_Exercise_. Print each of the entries exactly, leaving nothing out.
((
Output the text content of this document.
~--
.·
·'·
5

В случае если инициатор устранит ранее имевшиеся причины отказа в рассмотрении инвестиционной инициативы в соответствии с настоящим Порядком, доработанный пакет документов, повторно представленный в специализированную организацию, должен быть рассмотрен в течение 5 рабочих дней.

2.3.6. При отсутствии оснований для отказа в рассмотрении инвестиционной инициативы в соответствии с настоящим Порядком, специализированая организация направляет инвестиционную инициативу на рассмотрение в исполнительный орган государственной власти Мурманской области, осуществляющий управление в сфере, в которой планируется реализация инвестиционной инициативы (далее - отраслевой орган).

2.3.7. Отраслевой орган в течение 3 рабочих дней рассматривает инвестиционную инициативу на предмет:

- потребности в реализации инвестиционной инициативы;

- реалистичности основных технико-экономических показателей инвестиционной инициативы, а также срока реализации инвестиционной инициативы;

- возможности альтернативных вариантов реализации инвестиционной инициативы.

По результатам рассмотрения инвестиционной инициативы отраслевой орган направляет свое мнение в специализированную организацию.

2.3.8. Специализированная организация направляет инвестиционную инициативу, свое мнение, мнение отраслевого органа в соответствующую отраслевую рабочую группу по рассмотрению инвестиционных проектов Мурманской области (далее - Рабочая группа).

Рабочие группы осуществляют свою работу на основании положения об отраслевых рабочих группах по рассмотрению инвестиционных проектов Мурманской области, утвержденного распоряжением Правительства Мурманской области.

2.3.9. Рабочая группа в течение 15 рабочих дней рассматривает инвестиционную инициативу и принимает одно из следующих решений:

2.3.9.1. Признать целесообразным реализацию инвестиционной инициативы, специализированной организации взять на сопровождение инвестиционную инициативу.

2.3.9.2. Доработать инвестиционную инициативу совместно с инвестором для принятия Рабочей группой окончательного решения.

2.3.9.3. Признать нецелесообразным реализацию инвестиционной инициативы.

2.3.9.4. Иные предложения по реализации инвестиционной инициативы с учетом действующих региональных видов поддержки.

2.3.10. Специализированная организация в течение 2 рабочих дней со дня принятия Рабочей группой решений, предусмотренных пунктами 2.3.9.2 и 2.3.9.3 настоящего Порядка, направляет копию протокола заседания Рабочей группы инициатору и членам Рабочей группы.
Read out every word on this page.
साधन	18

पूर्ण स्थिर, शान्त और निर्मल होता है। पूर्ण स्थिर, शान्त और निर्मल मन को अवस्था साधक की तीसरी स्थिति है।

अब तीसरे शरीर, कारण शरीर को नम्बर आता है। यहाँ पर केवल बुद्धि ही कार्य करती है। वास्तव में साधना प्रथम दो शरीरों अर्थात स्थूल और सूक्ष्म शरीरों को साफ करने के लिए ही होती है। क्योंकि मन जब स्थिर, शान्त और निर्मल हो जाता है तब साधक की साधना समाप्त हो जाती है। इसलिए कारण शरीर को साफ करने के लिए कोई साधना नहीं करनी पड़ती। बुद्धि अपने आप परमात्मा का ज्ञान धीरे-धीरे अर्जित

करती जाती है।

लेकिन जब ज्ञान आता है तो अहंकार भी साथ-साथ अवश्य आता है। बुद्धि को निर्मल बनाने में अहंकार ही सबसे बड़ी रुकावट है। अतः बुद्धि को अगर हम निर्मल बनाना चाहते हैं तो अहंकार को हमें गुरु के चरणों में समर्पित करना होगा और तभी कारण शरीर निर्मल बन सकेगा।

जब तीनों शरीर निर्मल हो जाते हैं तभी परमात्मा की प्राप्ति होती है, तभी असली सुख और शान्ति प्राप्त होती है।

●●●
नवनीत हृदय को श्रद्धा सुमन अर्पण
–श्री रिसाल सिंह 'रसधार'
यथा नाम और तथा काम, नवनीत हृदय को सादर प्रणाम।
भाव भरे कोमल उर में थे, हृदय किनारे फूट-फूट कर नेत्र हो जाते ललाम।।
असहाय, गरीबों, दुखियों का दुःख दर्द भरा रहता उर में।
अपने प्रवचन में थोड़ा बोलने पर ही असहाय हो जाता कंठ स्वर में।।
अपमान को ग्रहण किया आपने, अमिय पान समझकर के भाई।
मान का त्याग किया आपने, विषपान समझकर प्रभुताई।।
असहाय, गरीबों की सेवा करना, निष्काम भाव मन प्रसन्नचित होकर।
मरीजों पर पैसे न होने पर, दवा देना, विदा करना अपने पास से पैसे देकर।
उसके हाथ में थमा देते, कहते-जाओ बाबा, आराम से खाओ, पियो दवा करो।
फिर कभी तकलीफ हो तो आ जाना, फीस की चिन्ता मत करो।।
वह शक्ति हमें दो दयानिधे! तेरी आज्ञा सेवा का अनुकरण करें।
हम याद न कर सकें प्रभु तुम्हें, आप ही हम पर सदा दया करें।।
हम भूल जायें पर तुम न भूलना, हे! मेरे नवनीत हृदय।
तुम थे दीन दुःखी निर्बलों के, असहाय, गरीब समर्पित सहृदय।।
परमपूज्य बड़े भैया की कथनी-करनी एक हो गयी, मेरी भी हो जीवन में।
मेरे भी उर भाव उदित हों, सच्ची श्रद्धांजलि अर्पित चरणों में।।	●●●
))
_Finished answer_.
Output the text content of this document.
~--
.·
·'·
5

В случае если инициатор устранит ранее имевшиеся причины отказа в рассмотрении инвестиционной инициативы в соответствии с настоящим Порядком, доработанный пакет документов, повторно представленный в специализированную организацию, должен быть рассмотрен в течение 5 рабочих дней.

2.3.6. При отсутствии оснований для отказа в рассмотрении инвестиционной инициативы в соответствии с настоящим Порядком, специализированая организация направляет инвестиционную инициативу на рассмотрение в исполнительный орган государственной власти Мурманской области, осуществляющий управление в сфере, в которой планируется реализация инвестиционной инициативы (далее - отраслевой орган).

2.3.7. Отраслевой орган в течение 3 рабочих дней рассматривает инвестиционную инициативу на предмет:

- потребности в реализации инвестиционной инициативы;

- реалистичности основных технико-экономических показателей инвестиционной инициативы, а также срока реализации инвестиционной инициативы;

- возможности альтернативных вариантов реализации инвестиционной инициативы.

По результатам рассмотрения инвестиционной инициативы отраслевой орган направляет свое мнение в специализированную организацию.

2.3.8. Специализированная организация направляет инвестиционную инициативу, свое мнение, мнение отраслевого органа в соответствующую отраслевую рабочую группу по рассмотрению инвестиционных проектов Мурманской области (далее - Рабочая группа).

Рабочие группы осуществляют свою работу на основании положения об отраслевых рабочих группах по рассмотрению инвестиционных проектов Мурманской области, утвержденного распоряжением Правительства Мурманской области.

2.3.9. Рабочая группа в течение 15 рабочих дней рассматривает инвестиционную инициативу и принимает одно из следующих решений:

2.3.9.1. Признать целесообразным реализацию инвестиционной инициативы, специализированной организации взять на сопровождение инвестиционную инициативу.

2.3.9.2. Доработать инвестиционную инициативу совместно с инвестором для принятия Рабочей группой окончательного решения.

2.3.9.3. Признать нецелесообразным реализацию инвестиционной инициативы.

2.3.9.4. Иные предложения по реализации инвестиционной инициативы с учетом действующих региональных видов поддержки.

2.3.10. Специализированная организация в течение 2 рабочих дней со дня принятия Рабочей группой решений, предусмотренных пунктами 2.3.9.2 и 2.3.9.3 настоящего Порядка, направляет копию протокола заседания Рабочей группы инициатору и членам Рабочей группы.
Read out every word on this page.
साधन	18

पूर्ण स्थिर, शान्त और निर्मल होता है। पूर्ण स्थिर, शान्त और निर्मल मन को अवस्था साधक की तीसरी स्थिति है।

अब तीसरे शरीर, कारण शरीर को नम्बर आता है। यहाँ पर केवल बुद्धि ही कार्य करती है। वास्तव में साधना प्रथम दो शरीरों अर्थात स्थूल और सूक्ष्म शरीरों को साफ करने के लिए ही होती है। क्योंकि मन जब स्थिर, शान्त और निर्मल हो जाता है तब साधक की साधना समाप्त हो जाती है। इसलिए कारण शरीर को साफ करने के लिए कोई साधना नहीं करनी पड़ती। बुद्धि अपने आप परमात्मा का ज्ञान धीरे-धीरे अर्जित

करती जाती है।

लेकिन जब ज्ञान आता है तो अहंकार भी साथ-साथ अवश्य आता है। बुद्धि को निर्मल बनाने में अहंकार ही सबसे बड़ी रुकावट है। अतः बुद्धि को अगर हम निर्मल बनाना चाहते हैं तो अहंकार को हमें गुरु के चरणों में समर्पित करना होगा और तभी कारण शरीर निर्मल बन सकेगा।

जब तीनों शरीर निर्मल हो जाते हैं तभी परमात्मा की प्राप्ति होती है, तभी असली सुख और शान्ति प्राप्त होती है।

●●●
नवनीत हृदय को श्रद्धा सुमन अर्पण
–श्री रिसाल सिंह 'रसधार'
यथा नाम और तथा काम, नवनीत हृदय को सादर प्रणाम।
भाव भरे कोमल उर में थे, हृदय किनारे फूट-फूट कर नेत्र हो जाते ललाम।।
असहाय, गरीबों, दुखियों का दुःख दर्द भरा रहता उर में।
अपने प्रवचन में थोड़ा बोलने पर ही असहाय हो जाता कंठ स्वर में।।
अपमान को ग्रहण किया आपने, अमिय पान समझकर के भाई।
मान का त्याग किया आपने, विषपान समझकर प्रभुताई।।
असहाय, गरीबों की सेवा करना, निष्काम भाव मन प्रसन्नचित होकर।
मरीजों पर पैसे न होने पर, दवा देना, विदा करना अपने पास से पैसे देकर।
उसके हाथ में थमा देते, कहते-जाओ बाबा, आराम से खाओ, पियो दवा करो।
फिर कभी तकलीफ हो तो आ जाना, फीस की चिन्ता मत करो।।
वह शक्ति हमें दो दयानिधे! तेरी आज्ञा सेवा का अनुकरण करें।
हम याद न कर सकें प्रभु तुम्हें, आप ही हम पर सदा दया करें।।
हम भूल जायें पर तुम न भूलना, हे! मेरे नवनीत हृदय।
तुम थे दीन दुःखी निर्बलों के, असहाय, गरीब समर्पित सहृदय।।
परमपूज्य बड़े भैया की कथनी-करनी एक हो गयी, मेरी भी हो जीवन में।
मेरे भी उर भाव उदित हों, सच्ची श्रद्धांजलि अर्पित चरणों में।।	●●●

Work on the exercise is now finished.